------ Entries supplied
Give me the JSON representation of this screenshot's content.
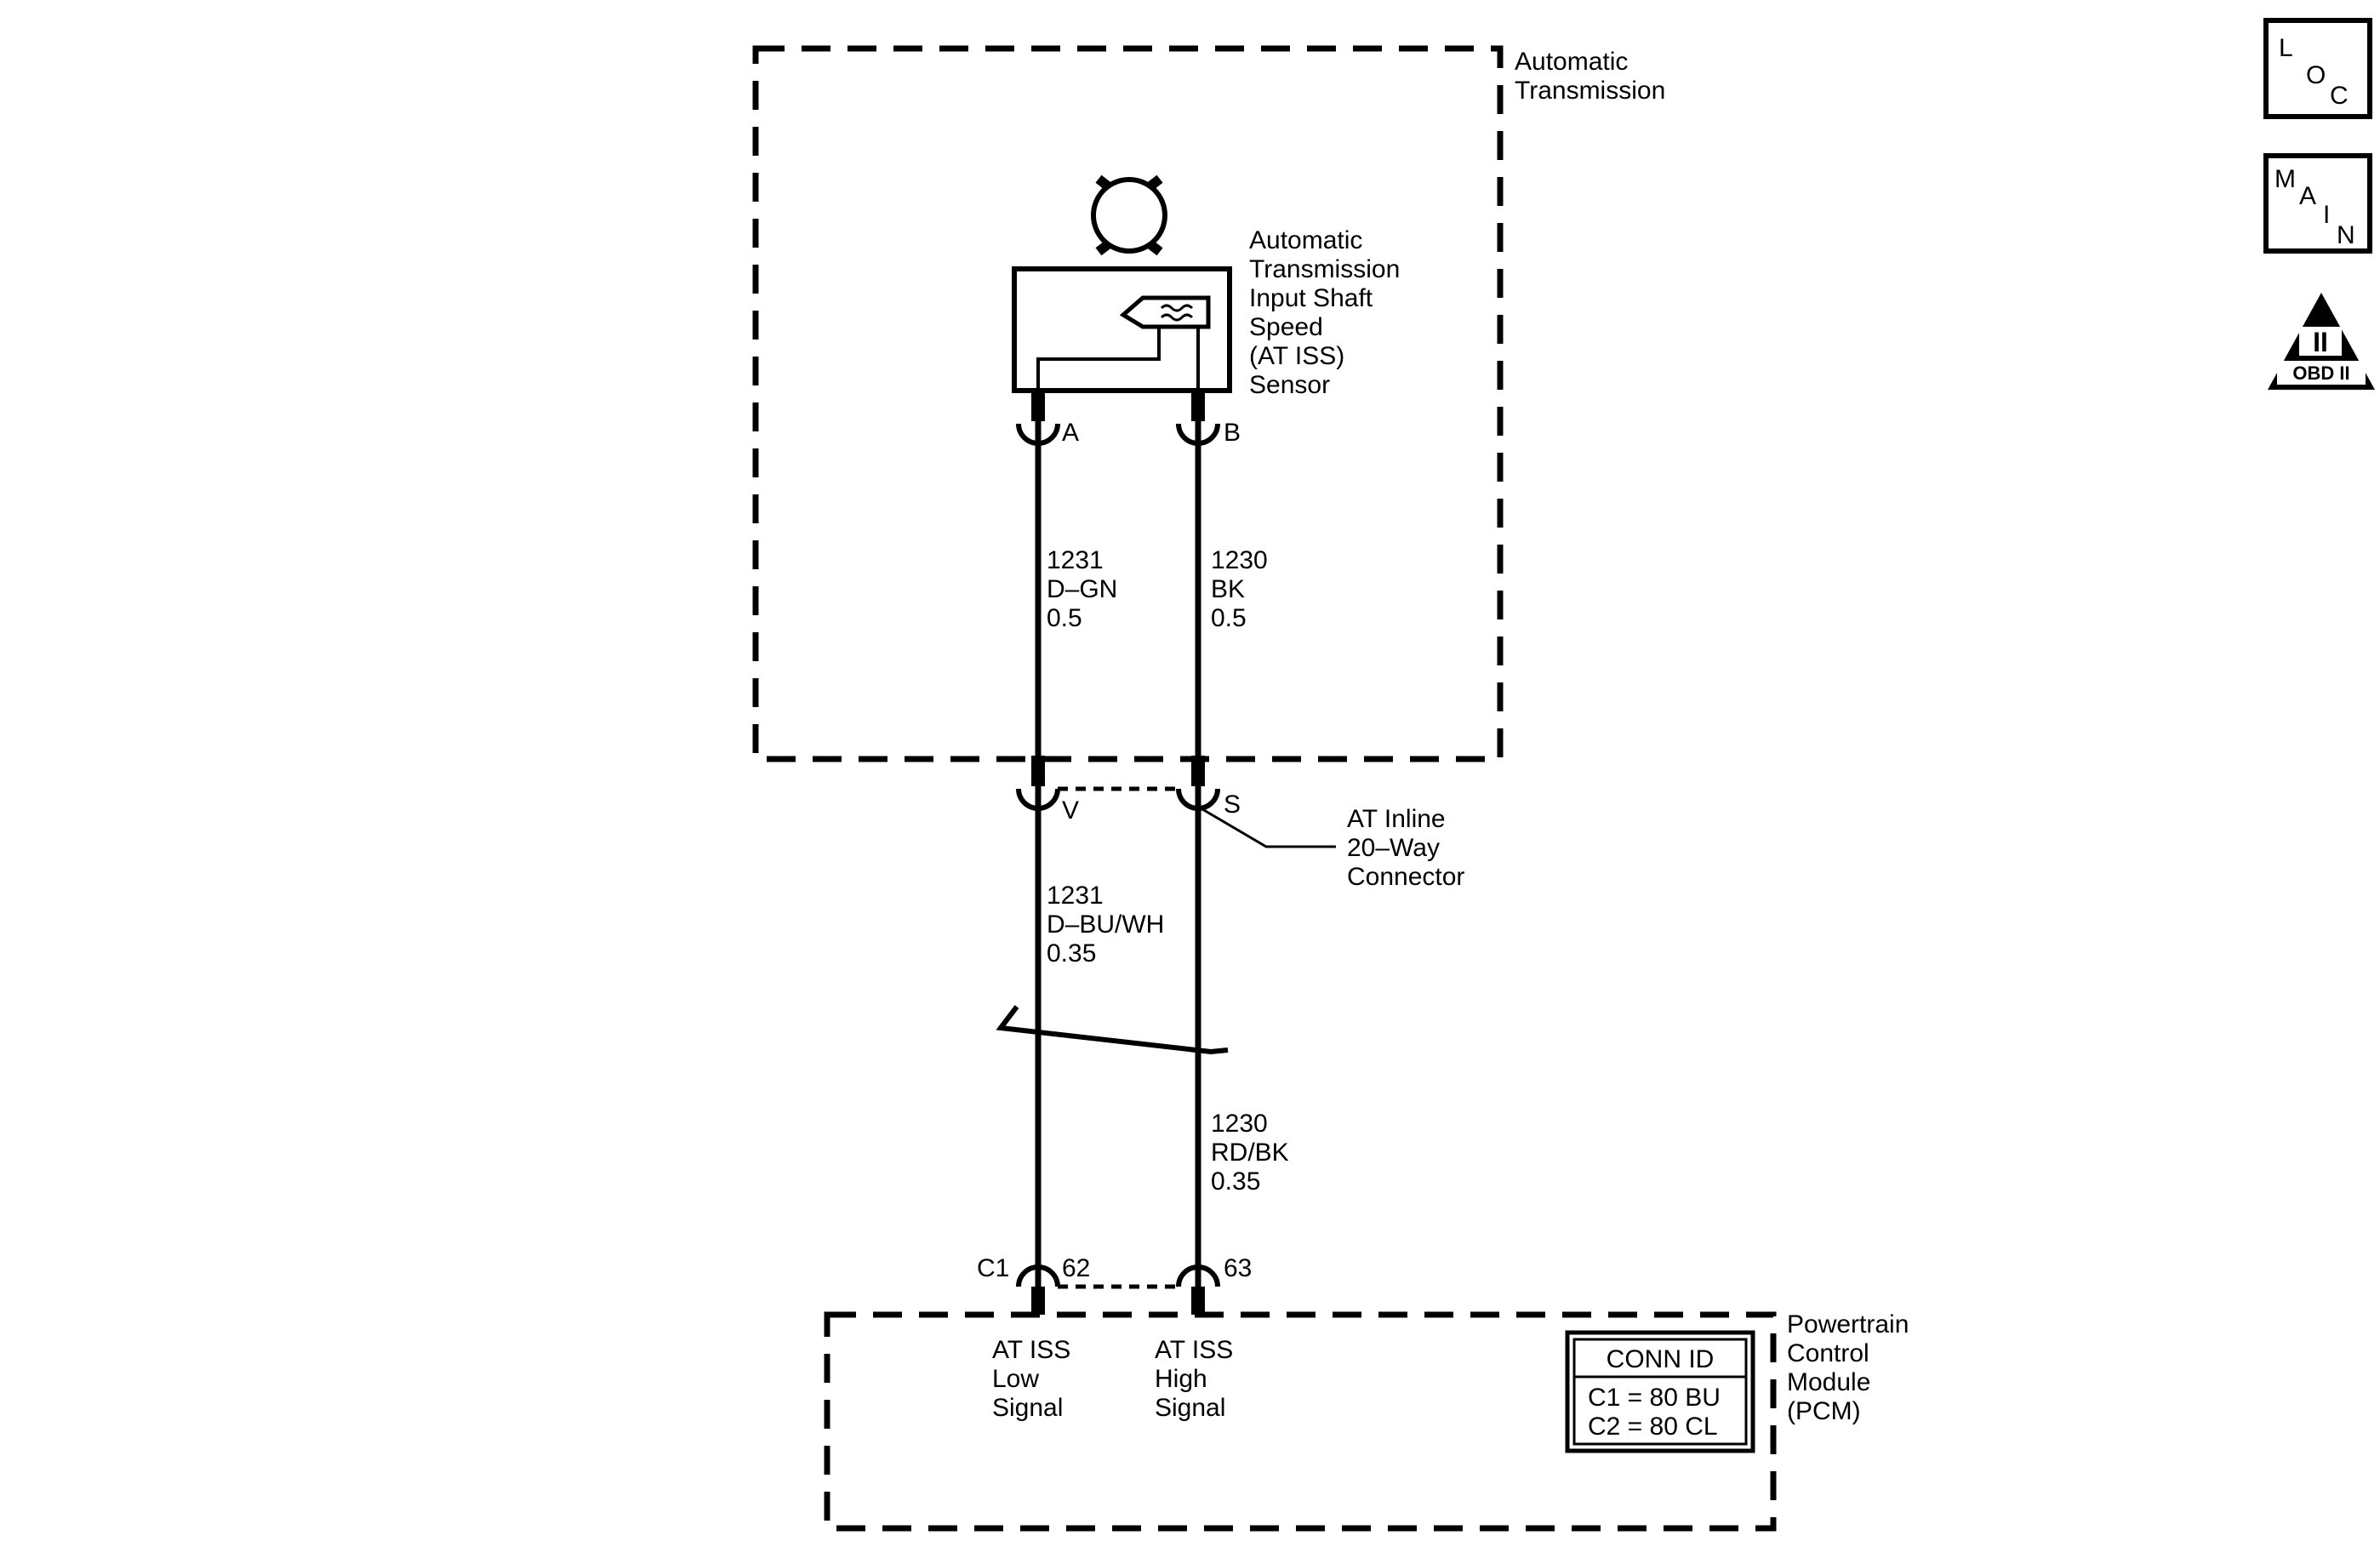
{
  "transmission": {
    "line1": "Automatic",
    "line2": "Transmission"
  },
  "sensor": {
    "lines": [
      "Automatic",
      "Transmission",
      "Input Shaft",
      "Speed",
      "(AT ISS)",
      "Sensor"
    ],
    "pin_a": "A",
    "pin_b": "B"
  },
  "upper_wires": {
    "left": {
      "circuit": "1231",
      "color": "D–GN",
      "gauge": "0.5"
    },
    "right": {
      "circuit": "1230",
      "color": "BK",
      "gauge": "0.5"
    }
  },
  "inline_connector": {
    "pin_left": "V",
    "pin_right": "S",
    "lines": [
      "AT Inline",
      "20–Way",
      "Connector"
    ]
  },
  "lower_wires": {
    "left": {
      "circuit": "1231",
      "color": "D–BU/WH",
      "gauge": "0.35"
    },
    "right": {
      "circuit": "1230",
      "color": "RD/BK",
      "gauge": "0.35"
    }
  },
  "pcm_connector": {
    "conn": "C1",
    "pin_left": "62",
    "pin_right": "63"
  },
  "pcm": {
    "lines": [
      "Powertrain",
      "Control",
      "Module",
      "(PCM)"
    ],
    "low_signal": [
      "AT ISS",
      "Low",
      "Signal"
    ],
    "high_signal": [
      "AT ISS",
      "High",
      "Signal"
    ],
    "conn_id": {
      "header": "CONN ID",
      "c1": "C1 = 80 BU",
      "c2": "C2 = 80 CL"
    }
  },
  "badges": {
    "loc": [
      "L",
      "O",
      "C"
    ],
    "main": [
      "M",
      "A",
      "I",
      "N"
    ],
    "obd": {
      "numeral": "II",
      "label": "OBD II"
    }
  }
}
------------
### [Exercise requirements]
Please transcribe the material above exactly as written. Leave the pictures out.

### [Final result]
Give me the JSON representation of this screenshot's content.
{
  "transmission": {
    "line1": "Automatic",
    "line2": "Transmission"
  },
  "sensor": {
    "lines": [
      "Automatic",
      "Transmission",
      "Input Shaft",
      "Speed",
      "(AT ISS)",
      "Sensor"
    ],
    "pin_a": "A",
    "pin_b": "B"
  },
  "upper_wires": {
    "left": {
      "circuit": "1231",
      "color": "D–GN",
      "gauge": "0.5"
    },
    "right": {
      "circuit": "1230",
      "color": "BK",
      "gauge": "0.5"
    }
  },
  "inline_connector": {
    "pin_left": "V",
    "pin_right": "S",
    "lines": [
      "AT Inline",
      "20–Way",
      "Connector"
    ]
  },
  "lower_wires": {
    "left": {
      "circuit": "1231",
      "color": "D–BU/WH",
      "gauge": "0.35"
    },
    "right": {
      "circuit": "1230",
      "color": "RD/BK",
      "gauge": "0.35"
    }
  },
  "pcm_connector": {
    "conn": "C1",
    "pin_left": "62",
    "pin_right": "63"
  },
  "pcm": {
    "lines": [
      "Powertrain",
      "Control",
      "Module",
      "(PCM)"
    ],
    "low_signal": [
      "AT ISS",
      "Low",
      "Signal"
    ],
    "high_signal": [
      "AT ISS",
      "High",
      "Signal"
    ],
    "conn_id": {
      "header": "CONN ID",
      "c1": "C1 = 80 BU",
      "c2": "C2 = 80 CL"
    }
  },
  "badges": {
    "loc": [
      "L",
      "O",
      "C"
    ],
    "main": [
      "M",
      "A",
      "I",
      "N"
    ],
    "obd": {
      "numeral": "II",
      "label": "OBD II"
    }
  }
}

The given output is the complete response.